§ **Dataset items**
───

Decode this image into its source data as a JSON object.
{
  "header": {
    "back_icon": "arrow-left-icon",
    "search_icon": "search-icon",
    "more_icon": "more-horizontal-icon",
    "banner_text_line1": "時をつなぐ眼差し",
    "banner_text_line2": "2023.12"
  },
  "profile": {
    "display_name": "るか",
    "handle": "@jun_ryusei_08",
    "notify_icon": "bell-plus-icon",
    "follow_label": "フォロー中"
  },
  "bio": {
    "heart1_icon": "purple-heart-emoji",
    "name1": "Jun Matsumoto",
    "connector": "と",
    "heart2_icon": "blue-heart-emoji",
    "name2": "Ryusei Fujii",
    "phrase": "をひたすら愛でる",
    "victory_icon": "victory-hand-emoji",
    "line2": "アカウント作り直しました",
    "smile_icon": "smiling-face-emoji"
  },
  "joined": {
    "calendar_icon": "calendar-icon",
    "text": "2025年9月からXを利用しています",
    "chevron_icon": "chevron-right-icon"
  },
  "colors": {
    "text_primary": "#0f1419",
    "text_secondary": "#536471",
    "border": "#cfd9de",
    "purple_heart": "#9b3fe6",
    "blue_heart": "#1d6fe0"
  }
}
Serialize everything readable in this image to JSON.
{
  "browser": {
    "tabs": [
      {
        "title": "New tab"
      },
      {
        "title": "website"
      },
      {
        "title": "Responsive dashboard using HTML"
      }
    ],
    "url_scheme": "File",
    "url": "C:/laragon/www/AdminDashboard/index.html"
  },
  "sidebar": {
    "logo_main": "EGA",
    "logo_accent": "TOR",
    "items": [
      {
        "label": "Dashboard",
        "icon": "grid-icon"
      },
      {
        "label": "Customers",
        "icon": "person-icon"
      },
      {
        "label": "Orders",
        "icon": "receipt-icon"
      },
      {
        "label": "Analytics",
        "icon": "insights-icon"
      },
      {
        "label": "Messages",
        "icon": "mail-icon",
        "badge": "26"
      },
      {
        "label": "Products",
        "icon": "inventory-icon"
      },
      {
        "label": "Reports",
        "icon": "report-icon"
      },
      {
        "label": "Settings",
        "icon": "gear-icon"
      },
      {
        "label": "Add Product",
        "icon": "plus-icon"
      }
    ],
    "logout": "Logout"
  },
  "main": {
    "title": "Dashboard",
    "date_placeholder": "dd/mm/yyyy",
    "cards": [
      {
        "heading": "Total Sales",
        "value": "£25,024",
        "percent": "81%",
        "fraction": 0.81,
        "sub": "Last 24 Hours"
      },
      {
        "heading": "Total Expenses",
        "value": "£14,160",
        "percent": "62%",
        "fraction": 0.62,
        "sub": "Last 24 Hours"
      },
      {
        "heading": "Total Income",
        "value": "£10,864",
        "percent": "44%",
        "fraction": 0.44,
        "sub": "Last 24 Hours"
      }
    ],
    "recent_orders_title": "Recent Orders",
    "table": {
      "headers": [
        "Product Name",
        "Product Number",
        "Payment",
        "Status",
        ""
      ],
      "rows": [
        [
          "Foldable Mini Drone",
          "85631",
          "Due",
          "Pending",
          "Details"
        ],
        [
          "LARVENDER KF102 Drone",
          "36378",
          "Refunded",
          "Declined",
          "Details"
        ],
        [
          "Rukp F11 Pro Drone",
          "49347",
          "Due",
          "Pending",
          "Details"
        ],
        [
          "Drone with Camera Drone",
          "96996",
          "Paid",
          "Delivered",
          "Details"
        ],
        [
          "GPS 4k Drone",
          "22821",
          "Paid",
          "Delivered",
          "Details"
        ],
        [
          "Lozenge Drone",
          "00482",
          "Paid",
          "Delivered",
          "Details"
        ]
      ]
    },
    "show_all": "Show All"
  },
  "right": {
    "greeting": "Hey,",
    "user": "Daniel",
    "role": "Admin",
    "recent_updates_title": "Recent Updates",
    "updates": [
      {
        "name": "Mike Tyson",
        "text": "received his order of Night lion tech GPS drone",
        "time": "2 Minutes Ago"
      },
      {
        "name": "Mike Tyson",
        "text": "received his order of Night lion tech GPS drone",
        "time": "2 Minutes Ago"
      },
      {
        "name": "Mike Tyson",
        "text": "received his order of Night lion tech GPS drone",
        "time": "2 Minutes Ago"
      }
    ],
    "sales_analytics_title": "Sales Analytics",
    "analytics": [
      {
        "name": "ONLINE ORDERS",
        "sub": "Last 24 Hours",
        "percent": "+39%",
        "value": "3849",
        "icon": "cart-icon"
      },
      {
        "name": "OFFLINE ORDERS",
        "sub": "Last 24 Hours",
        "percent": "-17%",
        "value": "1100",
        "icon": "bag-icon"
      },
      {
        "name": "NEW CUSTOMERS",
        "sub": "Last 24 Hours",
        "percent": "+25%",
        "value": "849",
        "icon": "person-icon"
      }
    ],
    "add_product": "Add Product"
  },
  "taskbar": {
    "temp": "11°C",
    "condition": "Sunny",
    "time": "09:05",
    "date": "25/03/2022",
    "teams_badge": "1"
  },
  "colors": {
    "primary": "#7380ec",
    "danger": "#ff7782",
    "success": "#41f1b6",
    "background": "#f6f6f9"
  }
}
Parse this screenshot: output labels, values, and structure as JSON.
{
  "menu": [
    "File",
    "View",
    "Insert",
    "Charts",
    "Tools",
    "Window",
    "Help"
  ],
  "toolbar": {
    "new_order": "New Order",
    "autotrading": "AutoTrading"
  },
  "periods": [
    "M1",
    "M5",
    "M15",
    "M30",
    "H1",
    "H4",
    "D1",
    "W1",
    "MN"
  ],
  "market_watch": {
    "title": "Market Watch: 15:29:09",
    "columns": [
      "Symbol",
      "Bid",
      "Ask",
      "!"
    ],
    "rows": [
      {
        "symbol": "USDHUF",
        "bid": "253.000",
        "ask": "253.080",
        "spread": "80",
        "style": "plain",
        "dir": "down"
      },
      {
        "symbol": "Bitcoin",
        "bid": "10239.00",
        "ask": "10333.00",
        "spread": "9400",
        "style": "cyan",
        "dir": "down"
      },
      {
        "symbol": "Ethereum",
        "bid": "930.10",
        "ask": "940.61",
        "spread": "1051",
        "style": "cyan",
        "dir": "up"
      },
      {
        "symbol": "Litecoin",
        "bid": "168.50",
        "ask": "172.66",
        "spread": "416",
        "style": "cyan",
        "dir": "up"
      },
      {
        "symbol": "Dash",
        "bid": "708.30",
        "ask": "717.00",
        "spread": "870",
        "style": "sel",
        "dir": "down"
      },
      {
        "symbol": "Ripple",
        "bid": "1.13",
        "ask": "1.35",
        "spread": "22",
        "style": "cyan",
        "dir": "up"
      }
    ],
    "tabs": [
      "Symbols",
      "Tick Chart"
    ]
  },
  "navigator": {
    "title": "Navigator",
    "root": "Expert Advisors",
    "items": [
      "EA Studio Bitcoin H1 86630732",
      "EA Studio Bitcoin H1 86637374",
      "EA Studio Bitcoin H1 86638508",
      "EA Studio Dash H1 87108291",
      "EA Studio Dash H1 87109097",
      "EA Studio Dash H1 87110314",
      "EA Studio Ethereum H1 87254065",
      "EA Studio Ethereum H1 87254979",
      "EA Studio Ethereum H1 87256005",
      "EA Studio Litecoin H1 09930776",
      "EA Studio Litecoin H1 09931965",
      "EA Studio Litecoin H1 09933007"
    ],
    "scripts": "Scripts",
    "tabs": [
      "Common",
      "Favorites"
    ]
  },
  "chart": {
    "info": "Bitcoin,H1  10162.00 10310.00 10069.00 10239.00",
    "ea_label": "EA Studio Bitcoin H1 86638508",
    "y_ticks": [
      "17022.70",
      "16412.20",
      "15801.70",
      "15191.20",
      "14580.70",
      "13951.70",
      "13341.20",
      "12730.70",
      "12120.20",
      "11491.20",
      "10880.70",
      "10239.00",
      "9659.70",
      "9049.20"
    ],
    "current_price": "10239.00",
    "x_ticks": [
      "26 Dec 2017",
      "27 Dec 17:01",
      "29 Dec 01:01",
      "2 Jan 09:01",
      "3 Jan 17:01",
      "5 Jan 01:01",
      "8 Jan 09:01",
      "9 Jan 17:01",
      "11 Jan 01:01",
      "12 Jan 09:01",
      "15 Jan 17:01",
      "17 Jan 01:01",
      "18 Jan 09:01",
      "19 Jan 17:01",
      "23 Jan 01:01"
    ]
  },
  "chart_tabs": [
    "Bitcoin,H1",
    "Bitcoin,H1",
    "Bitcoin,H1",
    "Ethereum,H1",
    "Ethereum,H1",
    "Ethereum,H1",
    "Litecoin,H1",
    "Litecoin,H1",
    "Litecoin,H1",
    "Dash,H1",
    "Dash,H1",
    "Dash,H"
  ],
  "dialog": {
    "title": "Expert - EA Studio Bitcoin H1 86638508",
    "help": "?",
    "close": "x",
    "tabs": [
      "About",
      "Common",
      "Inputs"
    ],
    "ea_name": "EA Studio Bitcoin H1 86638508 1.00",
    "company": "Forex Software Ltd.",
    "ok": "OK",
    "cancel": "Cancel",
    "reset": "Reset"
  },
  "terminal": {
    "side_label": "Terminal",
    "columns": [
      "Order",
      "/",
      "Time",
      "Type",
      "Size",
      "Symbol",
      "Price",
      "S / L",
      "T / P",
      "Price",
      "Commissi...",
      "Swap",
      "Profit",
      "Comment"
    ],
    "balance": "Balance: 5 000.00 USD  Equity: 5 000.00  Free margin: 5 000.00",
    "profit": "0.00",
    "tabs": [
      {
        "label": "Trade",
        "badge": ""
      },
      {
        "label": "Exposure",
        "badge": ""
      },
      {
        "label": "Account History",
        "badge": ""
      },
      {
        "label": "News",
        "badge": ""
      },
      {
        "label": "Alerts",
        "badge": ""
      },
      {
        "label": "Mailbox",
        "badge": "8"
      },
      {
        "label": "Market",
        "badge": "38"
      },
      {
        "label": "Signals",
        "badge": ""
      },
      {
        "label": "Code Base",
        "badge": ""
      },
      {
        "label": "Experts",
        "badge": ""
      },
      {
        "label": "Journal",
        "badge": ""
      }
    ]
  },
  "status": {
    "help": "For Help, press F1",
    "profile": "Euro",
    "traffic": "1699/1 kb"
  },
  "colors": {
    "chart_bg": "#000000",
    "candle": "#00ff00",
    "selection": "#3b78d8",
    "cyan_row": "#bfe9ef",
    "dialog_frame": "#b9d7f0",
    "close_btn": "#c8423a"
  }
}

───

§ **What to work on**
Copy every line of the entries above in which "this" occurs.

§ **Output of the exercise**
Decode this image into its source data as a JSON object.
Serialize everything readable in this image to JSON.
Parse this screenshot: output labels, values, and structure as JSON.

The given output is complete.